* _EXTRACTED RECORDS_:
※ ※ ※

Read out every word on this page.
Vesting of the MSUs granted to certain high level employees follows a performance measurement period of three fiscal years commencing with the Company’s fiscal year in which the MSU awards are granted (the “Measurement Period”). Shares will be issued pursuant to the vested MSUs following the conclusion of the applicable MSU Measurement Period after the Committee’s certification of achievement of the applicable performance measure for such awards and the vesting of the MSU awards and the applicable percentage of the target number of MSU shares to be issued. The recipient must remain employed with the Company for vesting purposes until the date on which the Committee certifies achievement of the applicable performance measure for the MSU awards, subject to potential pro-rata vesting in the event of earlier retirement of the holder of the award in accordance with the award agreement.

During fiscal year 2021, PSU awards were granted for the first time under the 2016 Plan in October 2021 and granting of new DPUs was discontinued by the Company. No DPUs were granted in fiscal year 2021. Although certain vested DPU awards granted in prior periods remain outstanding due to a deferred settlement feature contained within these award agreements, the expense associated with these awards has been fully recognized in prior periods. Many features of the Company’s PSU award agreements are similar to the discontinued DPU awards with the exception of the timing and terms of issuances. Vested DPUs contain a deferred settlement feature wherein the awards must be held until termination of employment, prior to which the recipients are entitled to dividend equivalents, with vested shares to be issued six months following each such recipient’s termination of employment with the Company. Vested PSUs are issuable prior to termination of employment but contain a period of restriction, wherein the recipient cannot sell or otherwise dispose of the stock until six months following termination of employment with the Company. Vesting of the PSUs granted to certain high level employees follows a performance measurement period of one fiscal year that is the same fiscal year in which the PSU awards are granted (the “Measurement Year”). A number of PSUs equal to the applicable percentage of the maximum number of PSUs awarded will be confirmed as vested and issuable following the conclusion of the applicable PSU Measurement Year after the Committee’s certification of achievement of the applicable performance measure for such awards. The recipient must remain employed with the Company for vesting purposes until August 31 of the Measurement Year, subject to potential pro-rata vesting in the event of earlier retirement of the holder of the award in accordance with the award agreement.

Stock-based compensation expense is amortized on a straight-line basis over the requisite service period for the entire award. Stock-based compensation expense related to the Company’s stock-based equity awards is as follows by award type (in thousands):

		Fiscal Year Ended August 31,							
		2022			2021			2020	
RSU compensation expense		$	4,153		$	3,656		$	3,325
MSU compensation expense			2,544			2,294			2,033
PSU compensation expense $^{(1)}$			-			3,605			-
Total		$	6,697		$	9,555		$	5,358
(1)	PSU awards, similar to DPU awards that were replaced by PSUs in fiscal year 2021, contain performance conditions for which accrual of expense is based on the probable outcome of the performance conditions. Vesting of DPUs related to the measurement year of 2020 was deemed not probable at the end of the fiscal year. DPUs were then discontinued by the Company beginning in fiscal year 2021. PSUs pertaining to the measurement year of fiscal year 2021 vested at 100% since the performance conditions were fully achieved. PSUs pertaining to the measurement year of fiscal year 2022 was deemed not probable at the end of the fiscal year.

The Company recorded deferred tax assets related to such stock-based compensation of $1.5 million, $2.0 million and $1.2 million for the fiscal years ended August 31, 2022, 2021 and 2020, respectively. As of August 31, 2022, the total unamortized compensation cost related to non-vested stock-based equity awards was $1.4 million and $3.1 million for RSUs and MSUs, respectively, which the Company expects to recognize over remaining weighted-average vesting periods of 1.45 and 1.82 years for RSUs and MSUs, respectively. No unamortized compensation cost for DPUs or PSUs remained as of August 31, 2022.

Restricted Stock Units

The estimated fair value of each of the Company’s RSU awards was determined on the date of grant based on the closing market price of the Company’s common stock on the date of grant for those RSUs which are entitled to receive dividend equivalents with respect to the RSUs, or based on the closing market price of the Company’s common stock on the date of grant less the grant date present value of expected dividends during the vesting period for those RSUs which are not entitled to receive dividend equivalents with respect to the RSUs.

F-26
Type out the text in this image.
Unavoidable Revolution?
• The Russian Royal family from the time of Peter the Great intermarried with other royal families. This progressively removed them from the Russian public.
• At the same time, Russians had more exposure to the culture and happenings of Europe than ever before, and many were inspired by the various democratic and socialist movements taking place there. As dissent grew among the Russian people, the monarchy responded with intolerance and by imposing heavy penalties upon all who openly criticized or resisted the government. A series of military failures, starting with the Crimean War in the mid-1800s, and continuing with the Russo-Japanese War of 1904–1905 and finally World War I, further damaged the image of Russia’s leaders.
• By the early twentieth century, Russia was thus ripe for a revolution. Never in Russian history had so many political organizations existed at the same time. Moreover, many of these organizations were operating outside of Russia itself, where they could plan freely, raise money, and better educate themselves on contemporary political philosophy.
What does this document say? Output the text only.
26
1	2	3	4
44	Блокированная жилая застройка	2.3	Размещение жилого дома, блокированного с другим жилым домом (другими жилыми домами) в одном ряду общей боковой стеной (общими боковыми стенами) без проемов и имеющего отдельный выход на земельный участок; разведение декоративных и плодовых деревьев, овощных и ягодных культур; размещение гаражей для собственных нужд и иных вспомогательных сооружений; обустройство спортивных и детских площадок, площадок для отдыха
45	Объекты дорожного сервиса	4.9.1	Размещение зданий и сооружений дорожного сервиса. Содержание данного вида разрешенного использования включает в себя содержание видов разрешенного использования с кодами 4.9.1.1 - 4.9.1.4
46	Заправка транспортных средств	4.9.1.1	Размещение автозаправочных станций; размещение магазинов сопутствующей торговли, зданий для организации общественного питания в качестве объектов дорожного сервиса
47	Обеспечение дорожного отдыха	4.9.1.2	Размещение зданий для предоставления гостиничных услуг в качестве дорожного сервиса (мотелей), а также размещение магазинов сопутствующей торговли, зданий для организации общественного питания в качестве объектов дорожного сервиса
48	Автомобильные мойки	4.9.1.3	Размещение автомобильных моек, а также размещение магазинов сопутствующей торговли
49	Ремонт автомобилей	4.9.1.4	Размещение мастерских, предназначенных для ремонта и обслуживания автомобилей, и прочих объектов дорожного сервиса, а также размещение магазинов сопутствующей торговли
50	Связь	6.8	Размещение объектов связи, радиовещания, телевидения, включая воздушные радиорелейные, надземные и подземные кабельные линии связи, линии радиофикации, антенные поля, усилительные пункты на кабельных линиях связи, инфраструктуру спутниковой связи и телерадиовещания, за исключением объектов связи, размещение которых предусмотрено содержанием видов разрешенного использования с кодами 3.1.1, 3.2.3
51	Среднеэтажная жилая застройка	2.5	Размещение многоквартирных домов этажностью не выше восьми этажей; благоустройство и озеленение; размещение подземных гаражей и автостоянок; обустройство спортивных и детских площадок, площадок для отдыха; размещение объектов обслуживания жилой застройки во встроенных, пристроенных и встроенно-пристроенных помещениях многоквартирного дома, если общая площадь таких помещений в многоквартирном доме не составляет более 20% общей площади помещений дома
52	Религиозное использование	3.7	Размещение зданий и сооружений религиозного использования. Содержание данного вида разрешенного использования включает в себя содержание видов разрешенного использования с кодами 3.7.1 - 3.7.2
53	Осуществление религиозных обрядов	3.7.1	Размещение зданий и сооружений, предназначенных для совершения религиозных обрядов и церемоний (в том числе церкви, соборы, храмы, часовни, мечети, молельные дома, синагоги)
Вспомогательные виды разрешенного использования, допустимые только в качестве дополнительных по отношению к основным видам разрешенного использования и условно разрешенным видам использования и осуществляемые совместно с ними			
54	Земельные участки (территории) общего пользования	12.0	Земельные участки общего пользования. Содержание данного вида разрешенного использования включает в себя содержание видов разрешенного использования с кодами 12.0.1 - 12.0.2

※ ※ ※

* _INSTRUCTIONS FOR THE TASK_: Generate an exact reproduction of all entries.

* _SOLVED EXERCISE_:
Read out every word on this page.
Vesting of the MSUs granted to certain high level employees follows a performance measurement period of three fiscal years commencing with the Company’s fiscal year in which the MSU awards are granted (the “Measurement Period”). Shares will be issued pursuant to the vested MSUs following the conclusion of the applicable MSU Measurement Period after the Committee’s certification of achievement of the applicable performance measure for such awards and the vesting of the MSU awards and the applicable percentage of the target number of MSU shares to be issued. The recipient must remain employed with the Company for vesting purposes until the date on which the Committee certifies achievement of the applicable performance measure for the MSU awards, subject to potential pro-rata vesting in the event of earlier retirement of the holder of the award in accordance with the award agreement.

During fiscal year 2021, PSU awards were granted for the first time under the 2016 Plan in October 2021 and granting of new DPUs was discontinued by the Company. No DPUs were granted in fiscal year 2021. Although certain vested DPU awards granted in prior periods remain outstanding due to a deferred settlement feature contained within these award agreements, the expense associated with these awards has been fully recognized in prior periods. Many features of the Company’s PSU award agreements are similar to the discontinued DPU awards with the exception of the timing and terms of issuances. Vested DPUs contain a deferred settlement feature wherein the awards must be held until termination of employment, prior to which the recipients are entitled to dividend equivalents, with vested shares to be issued six months following each such recipient’s termination of employment with the Company. Vested PSUs are issuable prior to termination of employment but contain a period of restriction, wherein the recipient cannot sell or otherwise dispose of the stock until six months following termination of employment with the Company. Vesting of the PSUs granted to certain high level employees follows a performance measurement period of one fiscal year that is the same fiscal year in which the PSU awards are granted (the “Measurement Year”). A number of PSUs equal to the applicable percentage of the maximum number of PSUs awarded will be confirmed as vested and issuable following the conclusion of the applicable PSU Measurement Year after the Committee’s certification of achievement of the applicable performance measure for such awards. The recipient must remain employed with the Company for vesting purposes until August 31 of the Measurement Year, subject to potential pro-rata vesting in the event of earlier retirement of the holder of the award in accordance with the award agreement.

Stock-based compensation expense is amortized on a straight-line basis over the requisite service period for the entire award. Stock-based compensation expense related to the Company’s stock-based equity awards is as follows by award type (in thousands):

		Fiscal Year Ended August 31,							
		2022			2021			2020	
RSU compensation expense		$	4,153		$	3,656		$	3,325
MSU compensation expense			2,544			2,294			2,033
PSU compensation expense $^{(1)}$			-			3,605			-
Total		$	6,697		$	9,555		$	5,358
(1)	PSU awards, similar to DPU awards that were replaced by PSUs in fiscal year 2021, contain performance conditions for which accrual of expense is based on the probable outcome of the performance conditions. Vesting of DPUs related to the measurement year of 2020 was deemed not probable at the end of the fiscal year. DPUs were then discontinued by the Company beginning in fiscal year 2021. PSUs pertaining to the measurement year of fiscal year 2021 vested at 100% since the performance conditions were fully achieved. PSUs pertaining to the measurement year of fiscal year 2022 was deemed not probable at the end of the fiscal year.

The Company recorded deferred tax assets related to such stock-based compensation of $1.5 million, $2.0 million and $1.2 million for the fiscal years ended August 31, 2022, 2021 and 2020, respectively. As of August 31, 2022, the total unamortized compensation cost related to non-vested stock-based equity awards was $1.4 million and $3.1 million for RSUs and MSUs, respectively, which the Company expects to recognize over remaining weighted-average vesting periods of 1.45 and 1.82 years for RSUs and MSUs, respectively. No unamortized compensation cost for DPUs or PSUs remained as of August 31, 2022.

Restricted Stock Units

The estimated fair value of each of the Company’s RSU awards was determined on the date of grant based on the closing market price of the Company’s common stock on the date of grant for those RSUs which are entitled to receive dividend equivalents with respect to the RSUs, or based on the closing market price of the Company’s common stock on the date of grant less the grant date present value of expected dividends during the vesting period for those RSUs which are not entitled to receive dividend equivalents with respect to the RSUs.

F-26
Type out the text in this image.
Unavoidable Revolution?
• The Russian Royal family from the time of Peter the Great intermarried with other royal families. This progressively removed them from the Russian public.
• At the same time, Russians had more exposure to the culture and happenings of Europe than ever before, and many were inspired by the various democratic and socialist movements taking place there. As dissent grew among the Russian people, the monarchy responded with intolerance and by imposing heavy penalties upon all who openly criticized or resisted the government. A series of military failures, starting with the Crimean War in the mid-1800s, and continuing with the Russo-Japanese War of 1904–1905 and finally World War I, further damaged the image of Russia’s leaders.
• By the early twentieth century, Russia was thus ripe for a revolution. Never in Russian history had so many political organizations existed at the same time. Moreover, many of these organizations were operating outside of Russia itself, where they could plan freely, raise money, and better educate themselves on contemporary political philosophy.
What does this document say? Output the text only.
26
1	2	3	4
44	Блокированная жилая застройка	2.3	Размещение жилого дома, блокированного с другим жилым домом (другими жилыми домами) в одном ряду общей боковой стеной (общими боковыми стенами) без проемов и имеющего отдельный выход на земельный участок; разведение декоративных и плодовых деревьев, овощных и ягодных культур; размещение гаражей для собственных нужд и иных вспомогательных сооружений; обустройство спортивных и детских площадок, площадок для отдыха
45	Объекты дорожного сервиса	4.9.1	Размещение зданий и сооружений дорожного сервиса. Содержание данного вида разрешенного использования включает в себя содержание видов разрешенного использования с кодами 4.9.1.1 - 4.9.1.4
46	Заправка транспортных средств	4.9.1.1	Размещение автозаправочных станций; размещение магазинов сопутствующей торговли, зданий для организации общественного питания в качестве объектов дорожного сервиса
47	Обеспечение дорожного отдыха	4.9.1.2	Размещение зданий для предоставления гостиничных услуг в качестве дорожного сервиса (мотелей), а также размещение магазинов сопутствующей торговли, зданий для организации общественного питания в качестве объектов дорожного сервиса
48	Автомобильные мойки	4.9.1.3	Размещение автомобильных моек, а также размещение магазинов сопутствующей торговли
49	Ремонт автомобилей	4.9.1.4	Размещение мастерских, предназначенных для ремонта и обслуживания автомобилей, и прочих объектов дорожного сервиса, а также размещение магазинов сопутствующей торговли
50	Связь	6.8	Размещение объектов связи, радиовещания, телевидения, включая воздушные радиорелейные, надземные и подземные кабельные линии связи, линии радиофикации, антенные поля, усилительные пункты на кабельных линиях связи, инфраструктуру спутниковой связи и телерадиовещания, за исключением объектов связи, размещение которых предусмотрено содержанием видов разрешенного использования с кодами 3.1.1, 3.2.3
51	Среднеэтажная жилая застройка	2.5	Размещение многоквартирных домов этажностью не выше восьми этажей; благоустройство и озеленение; размещение подземных гаражей и автостоянок; обустройство спортивных и детских площадок, площадок для отдыха; размещение объектов обслуживания жилой застройки во встроенных, пристроенных и встроенно-пристроенных помещениях многоквартирного дома, если общая площадь таких помещений в многоквартирном доме не составляет более 20% общей площади помещений дома
52	Религиозное использование	3.7	Размещение зданий и сооружений религиозного использования. Содержание данного вида разрешенного использования включает в себя содержание видов разрешенного использования с кодами 3.7.1 - 3.7.2
53	Осуществление религиозных обрядов	3.7.1	Размещение зданий и сооружений, предназначенных для совершения религиозных обрядов и церемоний (в том числе церкви, соборы, храмы, часовни, мечети, молельные дома, синагоги)
Вспомогательные виды разрешенного использования, допустимые только в качестве дополнительных по отношению к основным видам разрешенного использования и условно разрешенным видам использования и осуществляемые совместно с ними			
54	Земельные участки (территории) общего пользования	12.0	Земельные участки общего пользования. Содержание данного вида разрешенного использования включает в себя содержание видов разрешенного использования с кодами 12.0.1 - 12.0.2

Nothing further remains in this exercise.